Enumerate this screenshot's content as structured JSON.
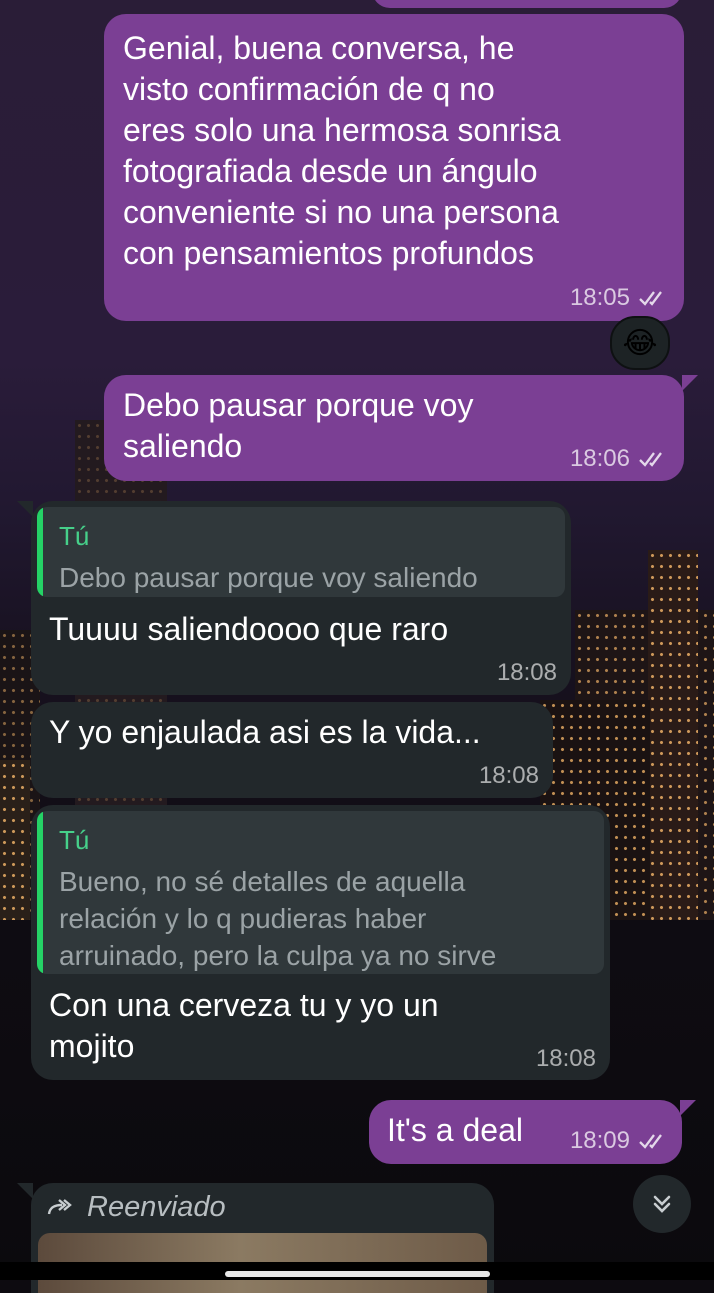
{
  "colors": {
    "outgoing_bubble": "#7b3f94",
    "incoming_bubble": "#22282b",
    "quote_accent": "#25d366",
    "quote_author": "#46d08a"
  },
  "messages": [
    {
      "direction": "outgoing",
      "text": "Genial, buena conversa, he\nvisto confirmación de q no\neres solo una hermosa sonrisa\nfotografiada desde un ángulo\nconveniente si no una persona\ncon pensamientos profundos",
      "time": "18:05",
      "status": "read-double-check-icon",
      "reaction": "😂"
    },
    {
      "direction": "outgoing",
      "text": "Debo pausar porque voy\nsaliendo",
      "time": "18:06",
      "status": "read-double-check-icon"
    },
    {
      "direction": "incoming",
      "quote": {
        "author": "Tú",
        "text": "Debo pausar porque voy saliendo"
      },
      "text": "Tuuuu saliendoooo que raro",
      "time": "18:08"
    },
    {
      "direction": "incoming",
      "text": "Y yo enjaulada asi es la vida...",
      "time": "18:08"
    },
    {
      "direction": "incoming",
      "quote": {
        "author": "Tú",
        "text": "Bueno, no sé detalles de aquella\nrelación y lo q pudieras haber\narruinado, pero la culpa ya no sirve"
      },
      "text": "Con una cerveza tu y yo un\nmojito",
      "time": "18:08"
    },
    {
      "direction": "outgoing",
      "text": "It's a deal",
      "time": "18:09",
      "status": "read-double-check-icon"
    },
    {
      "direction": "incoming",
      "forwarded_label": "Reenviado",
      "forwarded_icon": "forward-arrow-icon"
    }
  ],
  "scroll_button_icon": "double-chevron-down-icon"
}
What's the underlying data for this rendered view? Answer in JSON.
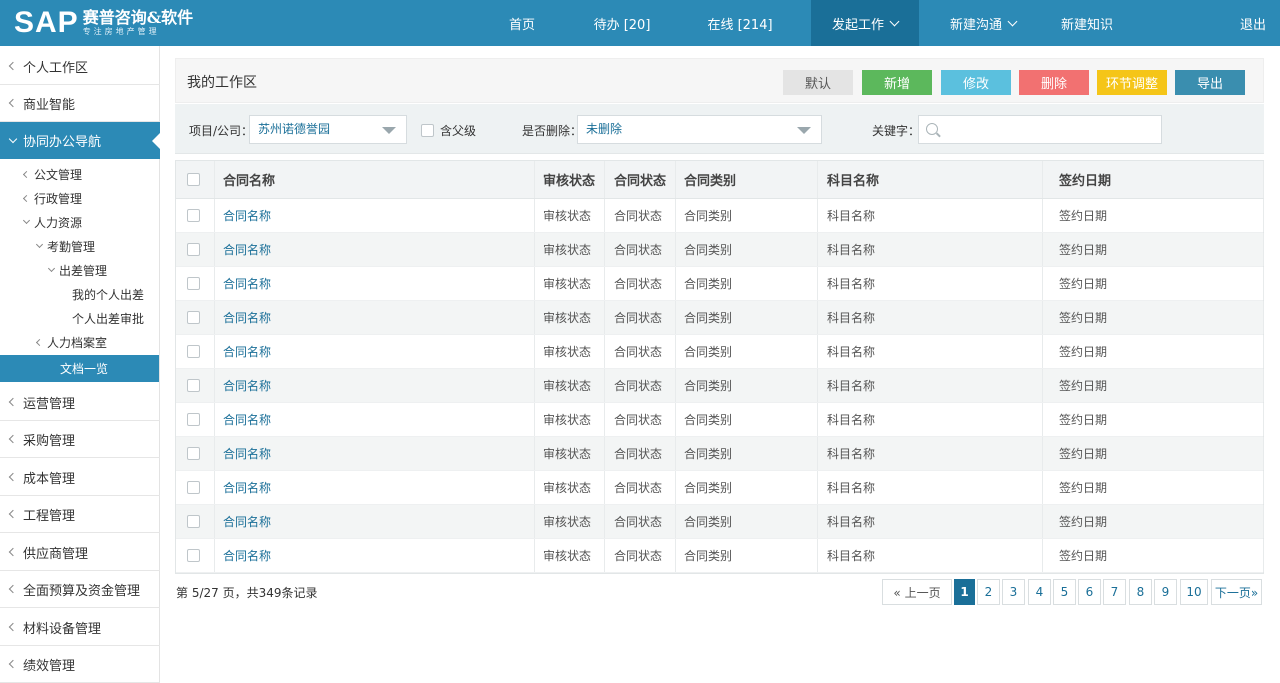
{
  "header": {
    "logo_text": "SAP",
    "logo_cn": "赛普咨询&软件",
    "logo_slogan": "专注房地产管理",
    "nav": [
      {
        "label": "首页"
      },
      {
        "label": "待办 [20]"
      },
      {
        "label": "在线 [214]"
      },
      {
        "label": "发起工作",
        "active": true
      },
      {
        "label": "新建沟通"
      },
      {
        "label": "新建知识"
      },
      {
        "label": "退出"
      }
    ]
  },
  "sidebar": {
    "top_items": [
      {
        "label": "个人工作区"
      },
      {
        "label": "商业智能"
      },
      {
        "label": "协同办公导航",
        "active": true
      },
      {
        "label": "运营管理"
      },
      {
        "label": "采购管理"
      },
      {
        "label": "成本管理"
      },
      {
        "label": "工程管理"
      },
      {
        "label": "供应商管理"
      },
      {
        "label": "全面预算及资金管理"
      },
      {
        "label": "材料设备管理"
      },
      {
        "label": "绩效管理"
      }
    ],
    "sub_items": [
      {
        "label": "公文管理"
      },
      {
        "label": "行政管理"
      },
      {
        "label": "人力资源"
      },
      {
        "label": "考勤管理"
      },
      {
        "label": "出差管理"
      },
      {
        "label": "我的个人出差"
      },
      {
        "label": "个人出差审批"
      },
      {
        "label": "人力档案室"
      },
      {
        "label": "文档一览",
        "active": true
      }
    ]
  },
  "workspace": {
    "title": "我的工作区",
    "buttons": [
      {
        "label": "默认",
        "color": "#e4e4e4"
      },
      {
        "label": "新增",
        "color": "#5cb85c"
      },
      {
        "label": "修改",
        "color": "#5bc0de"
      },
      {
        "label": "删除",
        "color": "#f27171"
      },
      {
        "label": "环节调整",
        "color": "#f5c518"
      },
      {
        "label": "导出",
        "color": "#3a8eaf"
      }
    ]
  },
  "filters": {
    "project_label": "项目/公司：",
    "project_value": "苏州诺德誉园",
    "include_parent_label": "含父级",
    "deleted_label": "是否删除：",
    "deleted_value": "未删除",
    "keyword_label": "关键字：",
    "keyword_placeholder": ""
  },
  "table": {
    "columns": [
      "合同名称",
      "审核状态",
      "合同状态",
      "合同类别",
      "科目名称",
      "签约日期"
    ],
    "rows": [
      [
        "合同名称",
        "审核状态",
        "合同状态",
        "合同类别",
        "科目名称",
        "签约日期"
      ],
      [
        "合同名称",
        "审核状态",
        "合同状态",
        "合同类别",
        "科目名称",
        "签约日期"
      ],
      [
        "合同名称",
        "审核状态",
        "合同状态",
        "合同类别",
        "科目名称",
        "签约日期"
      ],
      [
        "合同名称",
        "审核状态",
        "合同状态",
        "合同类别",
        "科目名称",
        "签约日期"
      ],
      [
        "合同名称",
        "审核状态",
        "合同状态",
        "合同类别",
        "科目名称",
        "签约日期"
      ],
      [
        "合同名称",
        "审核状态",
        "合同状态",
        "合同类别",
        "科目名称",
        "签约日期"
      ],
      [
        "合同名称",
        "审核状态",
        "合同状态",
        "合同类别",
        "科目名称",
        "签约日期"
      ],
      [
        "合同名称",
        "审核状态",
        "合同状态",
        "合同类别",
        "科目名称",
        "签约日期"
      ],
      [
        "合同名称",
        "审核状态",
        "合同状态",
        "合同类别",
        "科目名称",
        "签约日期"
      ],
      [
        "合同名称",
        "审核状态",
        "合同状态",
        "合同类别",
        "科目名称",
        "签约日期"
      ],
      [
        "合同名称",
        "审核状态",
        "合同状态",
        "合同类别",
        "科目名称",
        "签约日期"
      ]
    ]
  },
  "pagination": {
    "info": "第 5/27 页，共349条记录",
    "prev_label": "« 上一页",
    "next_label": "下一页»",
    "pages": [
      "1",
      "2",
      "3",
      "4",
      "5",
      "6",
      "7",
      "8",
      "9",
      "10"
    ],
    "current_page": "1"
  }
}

+ + +

**SET PROBLEM:** Using the listing above, locate the lines that hold "porque" and copy each one.

**REPLY TO THE EXERCISE:**
      "text": "Debo pausar porque voy\nsaliendo",
        "text": "Debo pausar porque voy saliendo"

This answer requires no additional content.